═══ RAW DATA ═══

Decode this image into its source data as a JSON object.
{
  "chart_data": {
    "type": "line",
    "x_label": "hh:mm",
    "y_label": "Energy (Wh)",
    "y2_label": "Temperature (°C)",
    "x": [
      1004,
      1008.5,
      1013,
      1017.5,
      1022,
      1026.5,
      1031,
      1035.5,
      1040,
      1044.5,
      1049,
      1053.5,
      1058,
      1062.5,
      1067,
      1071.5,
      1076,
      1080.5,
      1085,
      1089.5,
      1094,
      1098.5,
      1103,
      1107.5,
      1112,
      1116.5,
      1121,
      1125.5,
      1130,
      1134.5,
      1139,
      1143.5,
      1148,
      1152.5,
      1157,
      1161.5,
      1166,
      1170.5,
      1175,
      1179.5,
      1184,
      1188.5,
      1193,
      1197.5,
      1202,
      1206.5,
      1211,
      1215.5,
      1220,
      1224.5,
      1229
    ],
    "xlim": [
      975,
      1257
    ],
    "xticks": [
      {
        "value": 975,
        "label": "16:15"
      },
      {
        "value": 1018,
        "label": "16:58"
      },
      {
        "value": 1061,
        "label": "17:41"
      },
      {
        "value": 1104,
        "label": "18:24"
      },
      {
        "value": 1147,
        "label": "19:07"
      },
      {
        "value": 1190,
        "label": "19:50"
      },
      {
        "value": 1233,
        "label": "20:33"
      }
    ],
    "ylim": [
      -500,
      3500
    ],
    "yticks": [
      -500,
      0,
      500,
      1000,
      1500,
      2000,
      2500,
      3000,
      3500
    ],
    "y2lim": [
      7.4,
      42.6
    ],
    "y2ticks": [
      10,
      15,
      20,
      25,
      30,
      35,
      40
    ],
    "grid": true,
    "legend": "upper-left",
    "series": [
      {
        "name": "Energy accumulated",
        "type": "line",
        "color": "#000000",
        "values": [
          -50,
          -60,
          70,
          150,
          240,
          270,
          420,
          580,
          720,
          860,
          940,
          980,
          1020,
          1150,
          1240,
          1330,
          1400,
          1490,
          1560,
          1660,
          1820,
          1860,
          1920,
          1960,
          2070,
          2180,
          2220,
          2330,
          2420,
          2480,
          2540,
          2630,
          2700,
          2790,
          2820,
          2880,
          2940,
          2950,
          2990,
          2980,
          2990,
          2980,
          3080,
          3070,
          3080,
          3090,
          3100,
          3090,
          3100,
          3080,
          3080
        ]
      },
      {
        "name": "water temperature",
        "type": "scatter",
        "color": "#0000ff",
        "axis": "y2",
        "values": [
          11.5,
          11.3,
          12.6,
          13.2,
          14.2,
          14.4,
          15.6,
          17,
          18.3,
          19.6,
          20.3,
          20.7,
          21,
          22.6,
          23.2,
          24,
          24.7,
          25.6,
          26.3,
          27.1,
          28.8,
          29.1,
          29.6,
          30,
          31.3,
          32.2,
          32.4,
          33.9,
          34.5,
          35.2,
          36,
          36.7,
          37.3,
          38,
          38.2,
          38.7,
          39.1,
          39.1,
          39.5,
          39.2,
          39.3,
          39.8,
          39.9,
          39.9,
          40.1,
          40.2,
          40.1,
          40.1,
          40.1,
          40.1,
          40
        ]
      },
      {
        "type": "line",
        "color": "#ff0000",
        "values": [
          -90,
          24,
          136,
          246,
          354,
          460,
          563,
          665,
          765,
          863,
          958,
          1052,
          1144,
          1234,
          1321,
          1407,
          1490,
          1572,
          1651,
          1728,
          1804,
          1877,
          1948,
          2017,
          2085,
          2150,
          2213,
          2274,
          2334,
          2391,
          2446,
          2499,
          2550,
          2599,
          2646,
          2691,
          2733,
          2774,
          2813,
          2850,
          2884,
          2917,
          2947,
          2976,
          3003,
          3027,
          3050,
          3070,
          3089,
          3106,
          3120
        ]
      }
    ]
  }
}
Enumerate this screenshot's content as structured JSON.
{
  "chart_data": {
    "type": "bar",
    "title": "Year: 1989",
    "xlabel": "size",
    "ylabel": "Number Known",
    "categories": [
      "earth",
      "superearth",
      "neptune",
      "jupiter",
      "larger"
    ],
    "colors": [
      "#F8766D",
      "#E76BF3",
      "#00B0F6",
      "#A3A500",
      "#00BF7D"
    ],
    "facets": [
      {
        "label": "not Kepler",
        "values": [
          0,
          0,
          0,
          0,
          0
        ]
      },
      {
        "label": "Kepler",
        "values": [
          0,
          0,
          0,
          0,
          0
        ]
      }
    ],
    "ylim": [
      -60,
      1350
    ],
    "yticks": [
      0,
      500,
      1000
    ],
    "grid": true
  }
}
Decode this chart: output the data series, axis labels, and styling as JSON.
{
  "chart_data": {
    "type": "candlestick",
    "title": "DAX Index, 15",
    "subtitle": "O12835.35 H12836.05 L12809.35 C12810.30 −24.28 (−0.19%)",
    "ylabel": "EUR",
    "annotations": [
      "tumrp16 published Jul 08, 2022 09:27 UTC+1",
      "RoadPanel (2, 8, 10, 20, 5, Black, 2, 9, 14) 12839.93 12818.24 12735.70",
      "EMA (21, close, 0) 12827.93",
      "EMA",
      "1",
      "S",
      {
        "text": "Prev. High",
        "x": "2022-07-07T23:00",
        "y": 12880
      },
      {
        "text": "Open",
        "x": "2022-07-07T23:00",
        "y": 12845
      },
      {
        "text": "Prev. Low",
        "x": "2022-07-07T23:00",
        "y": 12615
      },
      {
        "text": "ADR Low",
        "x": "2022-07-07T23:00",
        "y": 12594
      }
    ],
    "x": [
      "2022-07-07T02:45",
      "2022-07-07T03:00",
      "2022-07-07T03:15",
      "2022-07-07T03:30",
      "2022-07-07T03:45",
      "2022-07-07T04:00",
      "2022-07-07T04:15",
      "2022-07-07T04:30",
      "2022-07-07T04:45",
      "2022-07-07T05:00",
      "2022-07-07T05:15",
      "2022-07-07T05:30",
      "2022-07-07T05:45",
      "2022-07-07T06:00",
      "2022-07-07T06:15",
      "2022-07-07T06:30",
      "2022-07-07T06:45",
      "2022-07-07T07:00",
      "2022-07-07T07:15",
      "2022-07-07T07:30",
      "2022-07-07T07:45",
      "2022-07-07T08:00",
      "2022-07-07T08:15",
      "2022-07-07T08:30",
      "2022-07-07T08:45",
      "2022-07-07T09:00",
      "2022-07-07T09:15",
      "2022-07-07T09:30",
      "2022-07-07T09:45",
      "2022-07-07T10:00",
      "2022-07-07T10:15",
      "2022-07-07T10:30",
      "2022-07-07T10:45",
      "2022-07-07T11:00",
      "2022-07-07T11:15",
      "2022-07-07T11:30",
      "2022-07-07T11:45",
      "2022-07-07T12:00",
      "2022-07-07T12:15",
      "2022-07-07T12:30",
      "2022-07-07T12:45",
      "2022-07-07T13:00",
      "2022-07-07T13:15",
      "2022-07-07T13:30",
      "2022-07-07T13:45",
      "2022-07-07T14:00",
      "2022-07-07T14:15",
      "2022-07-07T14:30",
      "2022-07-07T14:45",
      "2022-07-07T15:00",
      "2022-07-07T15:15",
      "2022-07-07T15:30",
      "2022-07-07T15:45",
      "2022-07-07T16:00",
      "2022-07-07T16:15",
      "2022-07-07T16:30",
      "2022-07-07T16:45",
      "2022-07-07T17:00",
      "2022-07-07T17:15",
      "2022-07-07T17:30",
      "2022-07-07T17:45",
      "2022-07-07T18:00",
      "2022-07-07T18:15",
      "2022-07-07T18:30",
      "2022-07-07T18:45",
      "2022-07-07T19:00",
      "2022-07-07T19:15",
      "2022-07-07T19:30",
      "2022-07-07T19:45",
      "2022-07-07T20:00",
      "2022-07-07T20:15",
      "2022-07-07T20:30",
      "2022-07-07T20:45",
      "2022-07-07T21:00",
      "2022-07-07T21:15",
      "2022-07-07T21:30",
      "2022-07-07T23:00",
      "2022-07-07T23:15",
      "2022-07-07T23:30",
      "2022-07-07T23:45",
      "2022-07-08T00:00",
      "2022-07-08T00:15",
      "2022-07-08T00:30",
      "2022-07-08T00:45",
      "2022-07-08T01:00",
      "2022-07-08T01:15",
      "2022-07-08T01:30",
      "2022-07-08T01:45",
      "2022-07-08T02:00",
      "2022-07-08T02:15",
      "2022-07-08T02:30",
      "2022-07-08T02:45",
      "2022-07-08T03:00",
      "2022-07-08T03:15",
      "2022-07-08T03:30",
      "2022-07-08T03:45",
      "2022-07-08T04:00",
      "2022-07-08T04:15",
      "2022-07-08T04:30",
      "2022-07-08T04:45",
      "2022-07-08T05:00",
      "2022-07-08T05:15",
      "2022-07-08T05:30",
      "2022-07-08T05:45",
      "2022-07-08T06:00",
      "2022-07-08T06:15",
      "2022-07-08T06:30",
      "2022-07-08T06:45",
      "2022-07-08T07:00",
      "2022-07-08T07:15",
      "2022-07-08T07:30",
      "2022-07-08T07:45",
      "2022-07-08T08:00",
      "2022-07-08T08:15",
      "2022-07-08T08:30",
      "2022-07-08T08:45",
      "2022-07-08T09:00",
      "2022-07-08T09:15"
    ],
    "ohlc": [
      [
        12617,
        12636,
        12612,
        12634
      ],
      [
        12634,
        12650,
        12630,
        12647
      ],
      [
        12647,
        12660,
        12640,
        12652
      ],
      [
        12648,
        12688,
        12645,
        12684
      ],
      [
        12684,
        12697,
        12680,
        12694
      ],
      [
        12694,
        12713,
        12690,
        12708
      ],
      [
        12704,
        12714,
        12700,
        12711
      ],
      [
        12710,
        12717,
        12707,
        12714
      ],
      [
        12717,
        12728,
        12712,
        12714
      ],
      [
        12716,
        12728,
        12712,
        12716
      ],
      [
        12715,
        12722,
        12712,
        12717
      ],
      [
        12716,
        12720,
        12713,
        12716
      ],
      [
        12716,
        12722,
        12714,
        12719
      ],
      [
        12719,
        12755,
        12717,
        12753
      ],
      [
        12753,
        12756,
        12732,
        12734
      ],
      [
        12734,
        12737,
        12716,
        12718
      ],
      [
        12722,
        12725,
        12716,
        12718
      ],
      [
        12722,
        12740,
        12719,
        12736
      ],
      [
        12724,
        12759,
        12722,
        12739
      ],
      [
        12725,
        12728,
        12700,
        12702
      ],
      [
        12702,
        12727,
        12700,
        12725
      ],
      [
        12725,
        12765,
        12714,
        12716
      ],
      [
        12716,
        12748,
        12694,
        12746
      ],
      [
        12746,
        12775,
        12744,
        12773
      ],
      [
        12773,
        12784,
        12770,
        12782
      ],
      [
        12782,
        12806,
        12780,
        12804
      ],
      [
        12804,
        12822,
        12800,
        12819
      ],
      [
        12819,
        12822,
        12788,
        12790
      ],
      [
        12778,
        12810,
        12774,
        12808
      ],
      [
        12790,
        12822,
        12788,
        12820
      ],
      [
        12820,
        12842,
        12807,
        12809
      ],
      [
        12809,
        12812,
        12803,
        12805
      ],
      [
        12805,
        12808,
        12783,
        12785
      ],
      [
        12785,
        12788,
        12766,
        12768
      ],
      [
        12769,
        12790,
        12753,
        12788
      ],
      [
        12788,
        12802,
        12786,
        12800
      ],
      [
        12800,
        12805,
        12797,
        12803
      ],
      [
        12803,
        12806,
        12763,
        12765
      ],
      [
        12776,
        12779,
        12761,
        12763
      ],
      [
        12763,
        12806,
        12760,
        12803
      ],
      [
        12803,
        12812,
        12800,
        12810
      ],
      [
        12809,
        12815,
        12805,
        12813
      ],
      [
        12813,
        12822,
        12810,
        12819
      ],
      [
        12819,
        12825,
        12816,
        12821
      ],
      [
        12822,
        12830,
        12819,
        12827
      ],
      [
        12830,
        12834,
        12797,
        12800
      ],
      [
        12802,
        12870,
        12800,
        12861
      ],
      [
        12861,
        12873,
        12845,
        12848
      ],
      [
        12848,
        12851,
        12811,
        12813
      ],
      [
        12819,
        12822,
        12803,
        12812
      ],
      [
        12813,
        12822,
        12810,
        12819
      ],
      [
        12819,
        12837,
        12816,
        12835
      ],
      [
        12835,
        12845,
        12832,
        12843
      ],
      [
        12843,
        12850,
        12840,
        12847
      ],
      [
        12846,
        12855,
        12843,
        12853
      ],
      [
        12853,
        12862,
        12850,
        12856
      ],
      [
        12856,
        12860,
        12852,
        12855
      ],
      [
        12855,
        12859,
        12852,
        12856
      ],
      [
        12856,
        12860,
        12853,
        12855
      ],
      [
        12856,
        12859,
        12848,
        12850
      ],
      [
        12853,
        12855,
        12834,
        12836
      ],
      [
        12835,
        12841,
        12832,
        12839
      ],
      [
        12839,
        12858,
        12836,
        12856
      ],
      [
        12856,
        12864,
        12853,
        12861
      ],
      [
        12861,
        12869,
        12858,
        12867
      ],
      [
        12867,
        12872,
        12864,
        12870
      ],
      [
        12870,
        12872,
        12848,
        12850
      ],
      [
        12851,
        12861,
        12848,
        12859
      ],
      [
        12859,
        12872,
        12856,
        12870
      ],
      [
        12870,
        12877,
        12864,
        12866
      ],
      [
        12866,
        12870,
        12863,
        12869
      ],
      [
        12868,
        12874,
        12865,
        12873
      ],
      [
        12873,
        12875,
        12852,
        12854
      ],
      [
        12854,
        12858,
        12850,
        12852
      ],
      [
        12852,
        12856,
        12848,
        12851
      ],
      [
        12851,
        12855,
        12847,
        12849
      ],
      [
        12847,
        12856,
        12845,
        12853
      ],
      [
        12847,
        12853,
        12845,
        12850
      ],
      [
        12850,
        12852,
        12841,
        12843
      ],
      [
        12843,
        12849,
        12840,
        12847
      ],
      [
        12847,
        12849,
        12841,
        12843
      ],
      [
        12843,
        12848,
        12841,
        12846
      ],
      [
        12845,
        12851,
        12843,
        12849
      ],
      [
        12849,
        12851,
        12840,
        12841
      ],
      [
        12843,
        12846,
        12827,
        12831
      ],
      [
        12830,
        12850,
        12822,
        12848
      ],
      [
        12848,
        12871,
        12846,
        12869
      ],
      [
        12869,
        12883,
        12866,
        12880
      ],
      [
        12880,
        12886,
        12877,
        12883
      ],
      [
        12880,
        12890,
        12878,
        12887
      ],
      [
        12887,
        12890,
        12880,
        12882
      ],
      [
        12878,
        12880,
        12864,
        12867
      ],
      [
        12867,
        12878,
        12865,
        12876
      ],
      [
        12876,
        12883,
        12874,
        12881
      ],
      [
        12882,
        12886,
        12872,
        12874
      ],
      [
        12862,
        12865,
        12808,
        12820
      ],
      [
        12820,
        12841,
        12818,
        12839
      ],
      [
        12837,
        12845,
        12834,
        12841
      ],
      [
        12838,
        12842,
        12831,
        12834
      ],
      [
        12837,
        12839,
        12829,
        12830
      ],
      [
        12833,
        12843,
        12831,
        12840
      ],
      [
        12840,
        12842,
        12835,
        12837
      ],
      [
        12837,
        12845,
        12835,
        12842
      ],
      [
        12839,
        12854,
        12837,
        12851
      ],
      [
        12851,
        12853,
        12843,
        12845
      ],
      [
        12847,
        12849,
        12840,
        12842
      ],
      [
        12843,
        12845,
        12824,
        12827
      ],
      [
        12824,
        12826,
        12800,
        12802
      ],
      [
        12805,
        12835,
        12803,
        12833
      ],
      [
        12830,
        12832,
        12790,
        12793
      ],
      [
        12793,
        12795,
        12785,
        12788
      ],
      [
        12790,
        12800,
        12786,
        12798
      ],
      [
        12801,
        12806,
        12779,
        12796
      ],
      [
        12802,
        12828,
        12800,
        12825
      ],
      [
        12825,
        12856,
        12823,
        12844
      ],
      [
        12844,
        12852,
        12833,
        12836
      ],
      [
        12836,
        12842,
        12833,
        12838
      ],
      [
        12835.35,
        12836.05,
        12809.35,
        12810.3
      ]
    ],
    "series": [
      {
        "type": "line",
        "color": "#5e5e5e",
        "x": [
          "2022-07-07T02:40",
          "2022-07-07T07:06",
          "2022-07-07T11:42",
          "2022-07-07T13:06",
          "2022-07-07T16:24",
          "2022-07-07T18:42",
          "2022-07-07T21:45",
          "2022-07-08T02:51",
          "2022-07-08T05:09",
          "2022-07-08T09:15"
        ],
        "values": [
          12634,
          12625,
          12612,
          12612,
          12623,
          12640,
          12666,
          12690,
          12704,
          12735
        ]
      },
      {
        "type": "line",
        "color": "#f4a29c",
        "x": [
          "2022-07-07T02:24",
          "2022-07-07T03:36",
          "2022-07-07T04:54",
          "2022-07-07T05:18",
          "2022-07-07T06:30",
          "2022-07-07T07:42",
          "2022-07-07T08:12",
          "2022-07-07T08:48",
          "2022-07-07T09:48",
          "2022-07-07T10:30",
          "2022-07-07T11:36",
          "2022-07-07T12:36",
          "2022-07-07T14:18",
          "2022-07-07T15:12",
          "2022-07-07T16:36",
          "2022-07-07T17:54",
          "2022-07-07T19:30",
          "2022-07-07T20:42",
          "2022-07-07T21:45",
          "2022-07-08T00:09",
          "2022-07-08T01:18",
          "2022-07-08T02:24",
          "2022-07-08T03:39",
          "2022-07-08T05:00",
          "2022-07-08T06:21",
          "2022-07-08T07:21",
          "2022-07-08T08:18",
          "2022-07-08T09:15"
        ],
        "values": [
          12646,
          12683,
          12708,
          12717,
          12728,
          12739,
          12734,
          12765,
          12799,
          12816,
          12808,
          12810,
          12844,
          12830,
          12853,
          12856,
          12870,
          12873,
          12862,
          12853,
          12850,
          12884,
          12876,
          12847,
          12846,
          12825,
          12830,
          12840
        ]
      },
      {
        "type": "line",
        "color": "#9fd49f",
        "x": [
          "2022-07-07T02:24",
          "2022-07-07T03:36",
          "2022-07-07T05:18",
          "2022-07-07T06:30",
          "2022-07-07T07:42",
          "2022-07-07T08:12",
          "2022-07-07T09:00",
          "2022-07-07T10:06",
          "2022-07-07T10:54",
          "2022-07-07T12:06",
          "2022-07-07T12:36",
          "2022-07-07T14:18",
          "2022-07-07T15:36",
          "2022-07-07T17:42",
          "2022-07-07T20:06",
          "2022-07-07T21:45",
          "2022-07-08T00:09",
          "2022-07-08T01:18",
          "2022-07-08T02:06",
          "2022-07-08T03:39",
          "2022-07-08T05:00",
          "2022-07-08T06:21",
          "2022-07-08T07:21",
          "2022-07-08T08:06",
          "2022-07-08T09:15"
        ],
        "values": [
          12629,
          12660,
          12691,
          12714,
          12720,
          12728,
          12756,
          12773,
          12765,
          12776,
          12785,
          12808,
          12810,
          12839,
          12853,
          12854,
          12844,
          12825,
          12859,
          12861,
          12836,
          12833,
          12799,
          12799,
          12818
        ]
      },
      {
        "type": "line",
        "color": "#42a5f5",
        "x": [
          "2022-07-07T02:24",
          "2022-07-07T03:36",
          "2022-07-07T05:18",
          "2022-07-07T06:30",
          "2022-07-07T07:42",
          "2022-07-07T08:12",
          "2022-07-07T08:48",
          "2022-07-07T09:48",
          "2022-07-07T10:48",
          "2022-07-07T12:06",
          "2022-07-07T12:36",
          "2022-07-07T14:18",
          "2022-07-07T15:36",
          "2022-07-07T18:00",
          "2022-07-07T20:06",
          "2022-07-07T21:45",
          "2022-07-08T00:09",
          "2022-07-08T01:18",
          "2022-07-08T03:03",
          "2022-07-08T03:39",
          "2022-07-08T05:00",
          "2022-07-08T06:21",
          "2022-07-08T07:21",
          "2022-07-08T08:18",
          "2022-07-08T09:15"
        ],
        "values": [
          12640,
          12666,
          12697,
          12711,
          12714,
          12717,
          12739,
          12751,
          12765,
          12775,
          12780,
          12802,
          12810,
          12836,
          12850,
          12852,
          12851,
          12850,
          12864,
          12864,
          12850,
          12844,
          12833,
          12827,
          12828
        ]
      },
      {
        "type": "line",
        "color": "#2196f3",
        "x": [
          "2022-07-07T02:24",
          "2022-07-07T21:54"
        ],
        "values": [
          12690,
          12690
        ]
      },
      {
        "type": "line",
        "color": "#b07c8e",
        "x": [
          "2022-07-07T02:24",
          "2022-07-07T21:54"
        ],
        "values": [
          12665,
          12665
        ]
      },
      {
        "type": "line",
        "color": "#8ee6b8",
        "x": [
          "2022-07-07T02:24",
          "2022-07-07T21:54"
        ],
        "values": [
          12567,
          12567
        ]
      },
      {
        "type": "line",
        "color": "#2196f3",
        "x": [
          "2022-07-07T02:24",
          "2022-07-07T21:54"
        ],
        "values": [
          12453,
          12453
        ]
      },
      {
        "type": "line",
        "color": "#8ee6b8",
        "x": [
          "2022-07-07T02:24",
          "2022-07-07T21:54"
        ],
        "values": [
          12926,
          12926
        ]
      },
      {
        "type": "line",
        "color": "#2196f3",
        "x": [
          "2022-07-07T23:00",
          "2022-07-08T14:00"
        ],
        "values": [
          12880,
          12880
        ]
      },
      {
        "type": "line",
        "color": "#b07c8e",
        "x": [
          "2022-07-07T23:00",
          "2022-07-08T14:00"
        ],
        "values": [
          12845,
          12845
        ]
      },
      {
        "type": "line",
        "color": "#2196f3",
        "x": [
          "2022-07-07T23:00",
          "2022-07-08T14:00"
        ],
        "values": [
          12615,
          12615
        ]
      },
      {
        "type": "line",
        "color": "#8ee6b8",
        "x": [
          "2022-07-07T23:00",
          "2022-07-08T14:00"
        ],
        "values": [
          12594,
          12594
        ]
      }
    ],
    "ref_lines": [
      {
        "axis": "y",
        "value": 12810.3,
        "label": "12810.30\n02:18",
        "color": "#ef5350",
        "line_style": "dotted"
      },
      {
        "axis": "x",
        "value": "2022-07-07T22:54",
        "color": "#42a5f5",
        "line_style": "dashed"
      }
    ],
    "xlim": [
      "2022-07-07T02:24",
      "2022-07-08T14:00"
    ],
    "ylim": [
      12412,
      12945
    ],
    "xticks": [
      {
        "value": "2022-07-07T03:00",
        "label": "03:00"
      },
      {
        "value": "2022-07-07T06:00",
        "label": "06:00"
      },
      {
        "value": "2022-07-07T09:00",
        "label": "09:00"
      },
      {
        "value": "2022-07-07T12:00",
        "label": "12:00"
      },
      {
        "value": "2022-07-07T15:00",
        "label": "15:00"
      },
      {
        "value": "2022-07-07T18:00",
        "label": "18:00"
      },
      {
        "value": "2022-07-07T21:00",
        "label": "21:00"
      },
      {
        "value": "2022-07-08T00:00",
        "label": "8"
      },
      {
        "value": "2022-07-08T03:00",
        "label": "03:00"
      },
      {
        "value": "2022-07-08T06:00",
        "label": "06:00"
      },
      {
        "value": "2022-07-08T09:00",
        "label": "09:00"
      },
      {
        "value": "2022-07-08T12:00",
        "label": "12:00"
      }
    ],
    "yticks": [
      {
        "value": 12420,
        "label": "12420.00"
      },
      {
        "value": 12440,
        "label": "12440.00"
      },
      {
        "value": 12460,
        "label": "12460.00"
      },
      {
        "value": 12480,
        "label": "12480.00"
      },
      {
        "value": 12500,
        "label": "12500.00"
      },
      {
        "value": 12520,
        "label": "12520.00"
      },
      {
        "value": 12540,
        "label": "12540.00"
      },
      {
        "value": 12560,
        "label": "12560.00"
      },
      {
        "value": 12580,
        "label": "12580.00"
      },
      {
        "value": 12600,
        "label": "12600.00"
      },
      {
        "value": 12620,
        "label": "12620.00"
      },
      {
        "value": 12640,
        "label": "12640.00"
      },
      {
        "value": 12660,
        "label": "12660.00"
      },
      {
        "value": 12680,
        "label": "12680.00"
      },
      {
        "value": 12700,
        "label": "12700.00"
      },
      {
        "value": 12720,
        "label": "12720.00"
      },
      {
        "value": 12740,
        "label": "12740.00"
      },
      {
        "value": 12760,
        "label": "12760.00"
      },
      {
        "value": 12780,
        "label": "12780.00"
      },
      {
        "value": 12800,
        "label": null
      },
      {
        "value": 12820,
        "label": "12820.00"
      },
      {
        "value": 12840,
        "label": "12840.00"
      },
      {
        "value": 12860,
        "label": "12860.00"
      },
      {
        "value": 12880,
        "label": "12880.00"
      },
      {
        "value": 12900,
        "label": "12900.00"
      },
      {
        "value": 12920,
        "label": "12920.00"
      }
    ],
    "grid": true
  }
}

═══

**WHAT THE TASK REQUIRES**
Show the lines of the data that hold the word "name".

**RESULT FOR THIS EXERCISE**
        "name": "Energy accumulated",
        "name": "water temperature",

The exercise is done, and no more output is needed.